Task goal:
Repeat every line of the material, character for character.

____ Data supplied

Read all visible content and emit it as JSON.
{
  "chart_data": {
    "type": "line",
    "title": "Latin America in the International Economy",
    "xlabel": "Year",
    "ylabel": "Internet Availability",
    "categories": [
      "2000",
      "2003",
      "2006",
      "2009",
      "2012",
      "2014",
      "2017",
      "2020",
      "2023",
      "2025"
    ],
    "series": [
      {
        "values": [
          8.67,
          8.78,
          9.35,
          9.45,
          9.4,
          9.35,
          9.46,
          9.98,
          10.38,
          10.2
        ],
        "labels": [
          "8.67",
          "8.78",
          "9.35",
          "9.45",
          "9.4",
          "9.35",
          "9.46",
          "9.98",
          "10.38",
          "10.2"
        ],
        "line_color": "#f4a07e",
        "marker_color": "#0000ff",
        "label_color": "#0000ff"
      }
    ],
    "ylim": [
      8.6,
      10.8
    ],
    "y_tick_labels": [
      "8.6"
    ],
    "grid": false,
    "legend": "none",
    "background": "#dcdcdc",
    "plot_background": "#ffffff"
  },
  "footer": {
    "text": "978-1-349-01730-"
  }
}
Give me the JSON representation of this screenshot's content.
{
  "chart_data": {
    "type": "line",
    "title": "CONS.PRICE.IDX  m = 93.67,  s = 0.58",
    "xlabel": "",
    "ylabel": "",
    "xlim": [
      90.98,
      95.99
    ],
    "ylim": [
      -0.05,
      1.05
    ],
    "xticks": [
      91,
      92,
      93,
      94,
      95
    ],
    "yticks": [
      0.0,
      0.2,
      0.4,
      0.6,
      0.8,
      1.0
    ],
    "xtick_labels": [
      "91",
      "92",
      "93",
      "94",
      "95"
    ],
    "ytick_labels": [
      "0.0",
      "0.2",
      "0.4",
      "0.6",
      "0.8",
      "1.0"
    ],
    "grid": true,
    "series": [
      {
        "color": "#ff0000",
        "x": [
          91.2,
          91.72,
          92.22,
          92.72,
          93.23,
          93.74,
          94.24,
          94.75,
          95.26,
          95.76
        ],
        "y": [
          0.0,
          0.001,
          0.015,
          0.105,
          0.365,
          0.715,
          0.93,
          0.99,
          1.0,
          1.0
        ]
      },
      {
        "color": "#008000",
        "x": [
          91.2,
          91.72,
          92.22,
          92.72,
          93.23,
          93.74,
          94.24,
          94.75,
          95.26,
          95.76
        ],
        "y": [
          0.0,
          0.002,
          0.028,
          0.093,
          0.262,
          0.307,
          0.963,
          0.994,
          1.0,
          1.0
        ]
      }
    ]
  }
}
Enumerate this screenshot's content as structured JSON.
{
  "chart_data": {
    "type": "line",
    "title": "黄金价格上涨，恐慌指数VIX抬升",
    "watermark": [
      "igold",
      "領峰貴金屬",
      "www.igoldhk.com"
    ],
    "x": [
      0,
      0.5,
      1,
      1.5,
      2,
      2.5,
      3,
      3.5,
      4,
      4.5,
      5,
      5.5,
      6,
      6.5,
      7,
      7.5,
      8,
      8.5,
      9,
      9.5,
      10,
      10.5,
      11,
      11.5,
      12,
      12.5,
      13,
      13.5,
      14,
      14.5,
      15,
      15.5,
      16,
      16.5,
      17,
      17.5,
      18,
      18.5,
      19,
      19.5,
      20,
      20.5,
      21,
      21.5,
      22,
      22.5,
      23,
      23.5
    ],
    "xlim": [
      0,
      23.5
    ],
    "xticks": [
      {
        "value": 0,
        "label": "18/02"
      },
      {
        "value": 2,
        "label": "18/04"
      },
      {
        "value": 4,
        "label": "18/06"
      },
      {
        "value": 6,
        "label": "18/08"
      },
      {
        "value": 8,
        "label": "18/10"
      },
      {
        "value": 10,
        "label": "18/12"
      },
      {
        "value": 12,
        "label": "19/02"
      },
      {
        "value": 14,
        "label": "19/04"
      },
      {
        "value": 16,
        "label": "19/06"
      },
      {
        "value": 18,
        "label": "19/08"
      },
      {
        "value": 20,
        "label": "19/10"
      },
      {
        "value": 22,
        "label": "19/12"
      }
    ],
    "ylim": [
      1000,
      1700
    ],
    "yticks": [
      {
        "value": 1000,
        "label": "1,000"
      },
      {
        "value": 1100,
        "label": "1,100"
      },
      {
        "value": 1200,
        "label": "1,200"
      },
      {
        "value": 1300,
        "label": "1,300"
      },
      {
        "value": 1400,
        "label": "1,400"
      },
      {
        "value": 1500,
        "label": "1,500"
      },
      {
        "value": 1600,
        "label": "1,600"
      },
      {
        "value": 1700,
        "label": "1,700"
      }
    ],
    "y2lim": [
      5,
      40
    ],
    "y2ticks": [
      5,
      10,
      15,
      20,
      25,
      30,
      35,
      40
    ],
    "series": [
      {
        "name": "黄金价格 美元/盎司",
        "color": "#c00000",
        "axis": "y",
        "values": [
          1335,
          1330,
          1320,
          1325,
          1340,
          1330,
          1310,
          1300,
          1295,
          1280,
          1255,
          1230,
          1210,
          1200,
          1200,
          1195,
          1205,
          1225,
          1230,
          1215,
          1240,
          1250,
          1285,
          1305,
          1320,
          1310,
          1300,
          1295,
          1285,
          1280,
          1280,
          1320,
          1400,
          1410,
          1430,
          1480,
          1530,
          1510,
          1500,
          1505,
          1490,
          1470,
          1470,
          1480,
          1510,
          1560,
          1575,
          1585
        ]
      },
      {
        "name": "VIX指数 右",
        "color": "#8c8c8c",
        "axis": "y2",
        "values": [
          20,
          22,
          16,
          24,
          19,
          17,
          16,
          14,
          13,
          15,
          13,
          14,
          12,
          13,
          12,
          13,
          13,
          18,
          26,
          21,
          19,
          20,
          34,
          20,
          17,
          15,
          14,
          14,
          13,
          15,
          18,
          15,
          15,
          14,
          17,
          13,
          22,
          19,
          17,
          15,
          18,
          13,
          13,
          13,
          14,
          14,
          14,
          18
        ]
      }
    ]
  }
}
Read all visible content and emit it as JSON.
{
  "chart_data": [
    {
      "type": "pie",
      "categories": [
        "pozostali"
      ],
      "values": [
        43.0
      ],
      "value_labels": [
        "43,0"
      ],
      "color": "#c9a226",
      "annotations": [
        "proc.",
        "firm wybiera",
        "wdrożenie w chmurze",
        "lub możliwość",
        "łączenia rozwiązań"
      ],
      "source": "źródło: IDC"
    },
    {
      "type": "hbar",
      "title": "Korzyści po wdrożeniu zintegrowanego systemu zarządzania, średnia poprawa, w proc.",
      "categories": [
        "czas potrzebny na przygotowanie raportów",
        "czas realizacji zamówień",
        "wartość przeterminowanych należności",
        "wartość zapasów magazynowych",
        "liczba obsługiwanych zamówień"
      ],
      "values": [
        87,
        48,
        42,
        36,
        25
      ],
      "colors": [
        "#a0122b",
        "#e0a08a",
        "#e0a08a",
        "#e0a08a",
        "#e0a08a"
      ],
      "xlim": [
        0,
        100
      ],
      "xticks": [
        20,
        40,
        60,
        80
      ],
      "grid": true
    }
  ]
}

________

Correct result:
Read all visible content and emit it as JSON.
{
  "chart_data": {
    "type": "line",
    "title": "Latin America in the International Economy",
    "xlabel": "Year",
    "ylabel": "Internet Availability",
    "categories": [
      "2000",
      "2003",
      "2006",
      "2009",
      "2012",
      "2014",
      "2017",
      "2020",
      "2023",
      "2025"
    ],
    "series": [
      {
        "values": [
          8.67,
          8.78,
          9.35,
          9.45,
          9.4,
          9.35,
          9.46,
          9.98,
          10.38,
          10.2
        ],
        "labels": [
          "8.67",
          "8.78",
          "9.35",
          "9.45",
          "9.4",
          "9.35",
          "9.46",
          "9.98",
          "10.38",
          "10.2"
        ],
        "line_color": "#f4a07e",
        "marker_color": "#0000ff",
        "label_color": "#0000ff"
      }
    ],
    "ylim": [
      8.6,
      10.8
    ],
    "y_tick_labels": [
      "8.6"
    ],
    "grid": false,
    "legend": "none",
    "background": "#dcdcdc",
    "plot_background": "#ffffff"
  },
  "footer": {
    "text": "978-1-349-01730-"
  }
}
Give me the JSON representation of this screenshot's content.
{
  "chart_data": {
    "type": "line",
    "title": "CONS.PRICE.IDX  m = 93.67,  s = 0.58",
    "xlabel": "",
    "ylabel": "",
    "xlim": [
      90.98,
      95.99
    ],
    "ylim": [
      -0.05,
      1.05
    ],
    "xticks": [
      91,
      92,
      93,
      94,
      95
    ],
    "yticks": [
      0.0,
      0.2,
      0.4,
      0.6,
      0.8,
      1.0
    ],
    "xtick_labels": [
      "91",
      "92",
      "93",
      "94",
      "95"
    ],
    "ytick_labels": [
      "0.0",
      "0.2",
      "0.4",
      "0.6",
      "0.8",
      "1.0"
    ],
    "grid": true,
    "series": [
      {
        "color": "#ff0000",
        "x": [
          91.2,
          91.72,
          92.22,
          92.72,
          93.23,
          93.74,
          94.24,
          94.75,
          95.26,
          95.76
        ],
        "y": [
          0.0,
          0.001,
          0.015,
          0.105,
          0.365,
          0.715,
          0.93,
          0.99,
          1.0,
          1.0
        ]
      },
      {
        "color": "#008000",
        "x": [
          91.2,
          91.72,
          92.22,
          92.72,
          93.23,
          93.74,
          94.24,
          94.75,
          95.26,
          95.76
        ],
        "y": [
          0.0,
          0.002,
          0.028,
          0.093,
          0.262,
          0.307,
          0.963,
          0.994,
          1.0,
          1.0
        ]
      }
    ]
  }
}
Enumerate this screenshot's content as structured JSON.
{
  "chart_data": {
    "type": "line",
    "title": "黄金价格上涨，恐慌指数VIX抬升",
    "watermark": [
      "igold",
      "領峰貴金屬",
      "www.igoldhk.com"
    ],
    "x": [
      0,
      0.5,
      1,
      1.5,
      2,
      2.5,
      3,
      3.5,
      4,
      4.5,
      5,
      5.5,
      6,
      6.5,
      7,
      7.5,
      8,
      8.5,
      9,
      9.5,
      10,
      10.5,
      11,
      11.5,
      12,
      12.5,
      13,
      13.5,
      14,
      14.5,
      15,
      15.5,
      16,
      16.5,
      17,
      17.5,
      18,
      18.5,
      19,
      19.5,
      20,
      20.5,
      21,
      21.5,
      22,
      22.5,
      23,
      23.5
    ],
    "xlim": [
      0,
      23.5
    ],
    "xticks": [
      {
        "value": 0,
        "label": "18/02"
      },
      {
        "value": 2,
        "label": "18/04"
      },
      {
        "value": 4,
        "label": "18/06"
      },
      {
        "value": 6,
        "label": "18/08"
      },
      {
        "value": 8,
        "label": "18/10"
      },
      {
        "value": 10,
        "label": "18/12"
      },
      {
        "value": 12,
        "label": "19/02"
      },
      {
        "value": 14,
        "label": "19/04"
      },
      {
        "value": 16,
        "label": "19/06"
      },
      {
        "value": 18,
        "label": "19/08"
      },
      {
        "value": 20,
        "label": "19/10"
      },
      {
        "value": 22,
        "label": "19/12"
      }
    ],
    "ylim": [
      1000,
      1700
    ],
    "yticks": [
      {
        "value": 1000,
        "label": "1,000"
      },
      {
        "value": 1100,
        "label": "1,100"
      },
      {
        "value": 1200,
        "label": "1,200"
      },
      {
        "value": 1300,
        "label": "1,300"
      },
      {
        "value": 1400,
        "label": "1,400"
      },
      {
        "value": 1500,
        "label": "1,500"
      },
      {
        "value": 1600,
        "label": "1,600"
      },
      {
        "value": 1700,
        "label": "1,700"
      }
    ],
    "y2lim": [
      5,
      40
    ],
    "y2ticks": [
      5,
      10,
      15,
      20,
      25,
      30,
      35,
      40
    ],
    "series": [
      {
        "name": "黄金价格 美元/盎司",
        "color": "#c00000",
        "axis": "y",
        "values": [
          1335,
          1330,
          1320,
          1325,
          1340,
          1330,
          1310,
          1300,
          1295,
          1280,
          1255,
          1230,
          1210,
          1200,
          1200,
          1195,
          1205,
          1225,
          1230,
          1215,
          1240,
          1250,
          1285,
          1305,
          1320,
          1310,
          1300,
          1295,
          1285,
          1280,
          1280,
          1320,
          1400,
          1410,
          1430,
          1480,
          1530,
          1510,
          1500,
          1505,
          1490,
          1470,
          1470,
          1480,
          1510,
          1560,
          1575,
          1585
        ]
      },
      {
        "name": "VIX指数 右",
        "color": "#8c8c8c",
        "axis": "y2",
        "values": [
          20,
          22,
          16,
          24,
          19,
          17,
          16,
          14,
          13,
          15,
          13,
          14,
          12,
          13,
          12,
          13,
          13,
          18,
          26,
          21,
          19,
          20,
          34,
          20,
          17,
          15,
          14,
          14,
          13,
          15,
          18,
          15,
          15,
          14,
          17,
          13,
          22,
          19,
          17,
          15,
          18,
          13,
          13,
          13,
          14,
          14,
          14,
          18
        ]
      }
    ]
  }
}
Read all visible content and emit it as JSON.
{
  "chart_data": [
    {
      "type": "pie",
      "categories": [
        "pozostali"
      ],
      "values": [
        43.0
      ],
      "value_labels": [
        "43,0"
      ],
      "color": "#c9a226",
      "annotations": [
        "proc.",
        "firm wybiera",
        "wdrożenie w chmurze",
        "lub możliwość",
        "łączenia rozwiązań"
      ],
      "source": "źródło: IDC"
    },
    {
      "type": "hbar",
      "title": "Korzyści po wdrożeniu zintegrowanego systemu zarządzania, średnia poprawa, w proc.",
      "categories": [
        "czas potrzebny na przygotowanie raportów",
        "czas realizacji zamówień",
        "wartość przeterminowanych należności",
        "wartość zapasów magazynowych",
        "liczba obsługiwanych zamówień"
      ],
      "values": [
        87,
        48,
        42,
        36,
        25
      ],
      "colors": [
        "#a0122b",
        "#e0a08a",
        "#e0a08a",
        "#e0a08a",
        "#e0a08a"
      ],
      "xlim": [
        0,
        100
      ],
      "xticks": [
        20,
        40,
        60,
        80
      ],
      "grid": true
    }
  ]
}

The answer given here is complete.